Em um ano, o dólar teve uma escalada expressiva, saindo de R$ 4,85 em 1º de janeiro para o patamar histórico de R$ 6,26 em 18 de dezembro. O movimento fez com que o Banco Central começasse uma rodada de leilões bilionários, em uma tentativa de controlar a alta da moeda norte-americana.
Até agora, o real é a moeda que mais desvalorizou frente ao dólar em 2024, de acordo com dados da consultoria Elos Ayta. Até a última terça-feira (17), a moeda brasileira acumulava desvalorização de 21,52%, patamar muito próximo do registrado em 2020, ano da pandemia. Mas como funcionam esses leilões do Banco Central?
Segundo o economista do Terraço Econômico, Caio Augusto Rodrigues, trata-se de operações em que o BC utiliza suas reservas internacionais para colocar dólares no mercado, aumentando a oferta da moeda em momentos de forte desvalorização do real. Entretanto, essas operações não são livres de riscos.
“Essas operações são delicadas, porque podem incendiar a reação do próprio mercado: num momento em que todo mundo está querendo comprar dólar, pode acontecer das ofertas desses leilões irem embora rapidamente e o efeito sobre a cotação ser nulo ou até mesmo negativo”, afirma.
Na avaliação de Rodrigues, o compromisso mais sólido do Banco Central para controlar o dólar está nos juros. Isso porque ao ajustar o diferencial de juros entre o Brasil e mercados como os Estados Unidos, a autoridade monetária atrai capital estrangeiro e ajuda a conter desvalorizações futuras.

#####

> _LISTA DE TAREFAS_:
1 – De acordo com o texto sobre a alta do dólar, de quanto era a desvalorização acumulada do real até a terça-feira (17)?
2 – Diga se cada afirmação abaixo concorda com o texto sobre a alta do dólar, respondendo sim ou não e citando as palavras do texto que decidem a questão. (a) Em 1º de janeiro, o dólar estava em R$ 4,85. (b) Para Caio Augusto Rodrigues, os leilões do Banco Central não trazem riscos. (c) Segundo Rodrigues, o compromisso mais sólido do Banco Central para controlar o dólar está nos juros.
3 – Escreva a continuação do texto sobre a alta do dólar, começando logo após a última frase.

#####

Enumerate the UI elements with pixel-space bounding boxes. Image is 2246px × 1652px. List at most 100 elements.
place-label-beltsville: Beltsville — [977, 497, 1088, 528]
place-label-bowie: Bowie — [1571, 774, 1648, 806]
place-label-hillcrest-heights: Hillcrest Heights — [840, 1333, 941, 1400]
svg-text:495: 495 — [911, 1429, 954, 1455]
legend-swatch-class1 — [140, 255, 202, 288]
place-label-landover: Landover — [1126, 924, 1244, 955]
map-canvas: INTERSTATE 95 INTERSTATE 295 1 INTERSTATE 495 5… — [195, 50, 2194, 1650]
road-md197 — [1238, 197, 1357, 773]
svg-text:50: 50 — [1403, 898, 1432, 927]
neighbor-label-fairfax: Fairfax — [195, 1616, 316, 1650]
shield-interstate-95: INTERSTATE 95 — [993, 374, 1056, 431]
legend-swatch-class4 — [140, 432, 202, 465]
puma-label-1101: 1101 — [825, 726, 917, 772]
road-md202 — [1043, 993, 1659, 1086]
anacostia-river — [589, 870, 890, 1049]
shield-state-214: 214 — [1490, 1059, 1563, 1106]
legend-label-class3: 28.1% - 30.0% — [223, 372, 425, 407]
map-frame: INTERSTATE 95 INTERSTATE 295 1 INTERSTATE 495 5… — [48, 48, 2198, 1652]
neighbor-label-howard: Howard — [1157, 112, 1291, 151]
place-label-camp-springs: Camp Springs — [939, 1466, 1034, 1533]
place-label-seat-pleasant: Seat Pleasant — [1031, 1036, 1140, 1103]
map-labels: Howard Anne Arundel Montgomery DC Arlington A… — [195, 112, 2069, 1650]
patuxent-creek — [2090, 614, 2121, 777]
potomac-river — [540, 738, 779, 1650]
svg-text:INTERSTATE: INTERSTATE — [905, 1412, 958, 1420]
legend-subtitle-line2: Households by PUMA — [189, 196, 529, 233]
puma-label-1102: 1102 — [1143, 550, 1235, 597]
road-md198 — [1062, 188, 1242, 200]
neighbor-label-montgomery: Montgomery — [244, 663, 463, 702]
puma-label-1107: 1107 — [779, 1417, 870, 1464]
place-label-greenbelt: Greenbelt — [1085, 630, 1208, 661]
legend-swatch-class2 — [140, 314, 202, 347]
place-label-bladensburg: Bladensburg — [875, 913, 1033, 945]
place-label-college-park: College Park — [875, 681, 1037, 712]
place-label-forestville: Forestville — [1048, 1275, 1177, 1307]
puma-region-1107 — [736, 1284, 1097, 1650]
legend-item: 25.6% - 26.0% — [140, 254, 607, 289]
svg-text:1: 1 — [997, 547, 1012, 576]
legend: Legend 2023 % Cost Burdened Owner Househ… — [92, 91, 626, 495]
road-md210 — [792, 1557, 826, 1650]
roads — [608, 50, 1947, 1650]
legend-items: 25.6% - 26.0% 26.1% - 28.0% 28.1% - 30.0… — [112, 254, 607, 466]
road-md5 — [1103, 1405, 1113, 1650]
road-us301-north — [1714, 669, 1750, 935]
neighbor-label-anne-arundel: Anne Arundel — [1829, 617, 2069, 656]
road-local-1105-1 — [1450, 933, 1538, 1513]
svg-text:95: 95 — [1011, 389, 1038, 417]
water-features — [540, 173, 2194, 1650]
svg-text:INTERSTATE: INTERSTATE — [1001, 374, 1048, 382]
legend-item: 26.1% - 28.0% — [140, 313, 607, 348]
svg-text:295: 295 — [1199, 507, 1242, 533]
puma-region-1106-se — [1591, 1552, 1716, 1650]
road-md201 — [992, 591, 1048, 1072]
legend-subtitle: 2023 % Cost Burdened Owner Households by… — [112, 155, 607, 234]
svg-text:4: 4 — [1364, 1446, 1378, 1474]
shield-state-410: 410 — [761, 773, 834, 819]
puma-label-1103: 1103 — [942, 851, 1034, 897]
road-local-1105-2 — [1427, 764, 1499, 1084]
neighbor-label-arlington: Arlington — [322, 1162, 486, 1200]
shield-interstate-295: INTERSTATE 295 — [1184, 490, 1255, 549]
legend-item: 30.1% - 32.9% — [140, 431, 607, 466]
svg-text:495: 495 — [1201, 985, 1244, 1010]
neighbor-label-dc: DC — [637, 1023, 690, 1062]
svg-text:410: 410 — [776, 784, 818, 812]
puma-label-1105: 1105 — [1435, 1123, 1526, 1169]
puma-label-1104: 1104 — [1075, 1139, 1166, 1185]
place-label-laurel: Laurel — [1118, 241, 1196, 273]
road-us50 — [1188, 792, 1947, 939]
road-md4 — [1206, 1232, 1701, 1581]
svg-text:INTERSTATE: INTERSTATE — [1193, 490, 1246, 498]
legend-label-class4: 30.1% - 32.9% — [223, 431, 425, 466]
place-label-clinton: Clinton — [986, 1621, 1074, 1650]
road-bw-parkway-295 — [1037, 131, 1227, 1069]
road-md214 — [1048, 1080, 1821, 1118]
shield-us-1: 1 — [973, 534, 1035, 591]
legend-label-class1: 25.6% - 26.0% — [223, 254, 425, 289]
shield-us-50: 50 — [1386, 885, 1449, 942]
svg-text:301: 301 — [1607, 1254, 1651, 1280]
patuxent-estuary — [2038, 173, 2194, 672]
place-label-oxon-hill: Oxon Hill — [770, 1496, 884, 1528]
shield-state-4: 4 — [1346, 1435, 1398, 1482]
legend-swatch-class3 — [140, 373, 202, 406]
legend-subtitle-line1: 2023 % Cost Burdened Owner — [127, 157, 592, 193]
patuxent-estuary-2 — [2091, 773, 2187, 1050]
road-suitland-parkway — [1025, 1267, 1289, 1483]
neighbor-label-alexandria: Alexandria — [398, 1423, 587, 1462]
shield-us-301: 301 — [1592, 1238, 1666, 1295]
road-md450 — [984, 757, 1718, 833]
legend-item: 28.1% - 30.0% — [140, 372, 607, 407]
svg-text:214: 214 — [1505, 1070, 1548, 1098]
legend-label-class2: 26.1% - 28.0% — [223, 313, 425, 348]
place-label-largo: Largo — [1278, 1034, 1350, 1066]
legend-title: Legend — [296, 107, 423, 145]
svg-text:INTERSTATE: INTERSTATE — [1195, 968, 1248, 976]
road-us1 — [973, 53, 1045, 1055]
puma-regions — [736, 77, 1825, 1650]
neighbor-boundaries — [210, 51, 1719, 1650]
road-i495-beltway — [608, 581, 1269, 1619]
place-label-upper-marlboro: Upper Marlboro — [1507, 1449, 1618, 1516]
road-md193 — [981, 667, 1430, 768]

#####

> _RESPOSTAS DO EXERCÍCIO_:
1 – A moeda brasileira acumulava desvalorização de 21,52%.

2 –
(a) Sim: “saindo de R$ 4,85 em 1º de janeiro”.
(b) Não: “essas operações não são livres de riscos”.
(c) Sim: “o compromisso mais sólido do Banco Central para controlar o dólar está nos juros”.

3 –
Razões para a alta do dólar
O movimento de alta do dólar reflete tanto questões internas quanto externas. Do lado doméstico, o cenário fiscal é um dos principais gatilhos. Rodrigues afirma que a elevação é algo que se desenha há mais ou menos um ano.
“O governo criou uma enorme expectativa em cima do pacote de ajuste fiscal e chegou com algo que, na melhor das hipóteses, não entrega um décimo do tamanho do problema”, afirma. Ele lembra que, apesar de avanços na arrecadação em 2023, o governo não conseguiu equilibrar o crescimento das despesas.
Além disso, decisões recentes do Federal Reserve (Fed), como o corte de 25 pontos-base nas taxas de juros e a sinalização de menos cortes em 2025, complicaram ainda mais o cenário. “O derretimento recente já era visível pelo lado doméstico, mas agora se intensifica com a pressão externa negativa”, avalia o economista.
Impactos na economia
Se por um lado a valorização do dólar é boa para as exportações, por outro o custo de insumos e outros produtos importados, como o trigo, até máquinas e equipamentos especializados, é fortemente impactado. De acordo com Rodrigues, embora o repasse ao consumidor final não seja imediato, em até dois trimestres essa alta cambial deve impactar a inflação.
O economista alerta ainda para a possibilidade de um cenário inflacionário semelhante ao período pós-pandemia, quando a inflação anual ultrapassou os dois dígitos.
Expectativas para o câmbio
As previsões para o dólar indicam volatilidade. “Com o fluxo de saída atual e a inação do governo, podemos sentir saudades do dólar a R$ 6 em pouco tempo”, afirma Rodrigues.
Caso o governo interfira na autonomia do Banco Central, a situação pode se agravar, como aconteceu na Turquia em 2019. Naquele país, após mudanças no comando do BC e decisões políticas equivocadas, a moeda local sofreu uma desvalorização drástica.
Para o Brasil, a lição é clara. “Se o país quebrar a régua dos juros após ter quebrado a régua fiscal, não podemos de jeito nenhum descartar uma desvalorização como nunca antes vista em nossa moeda frente ao dólar”, finaliza.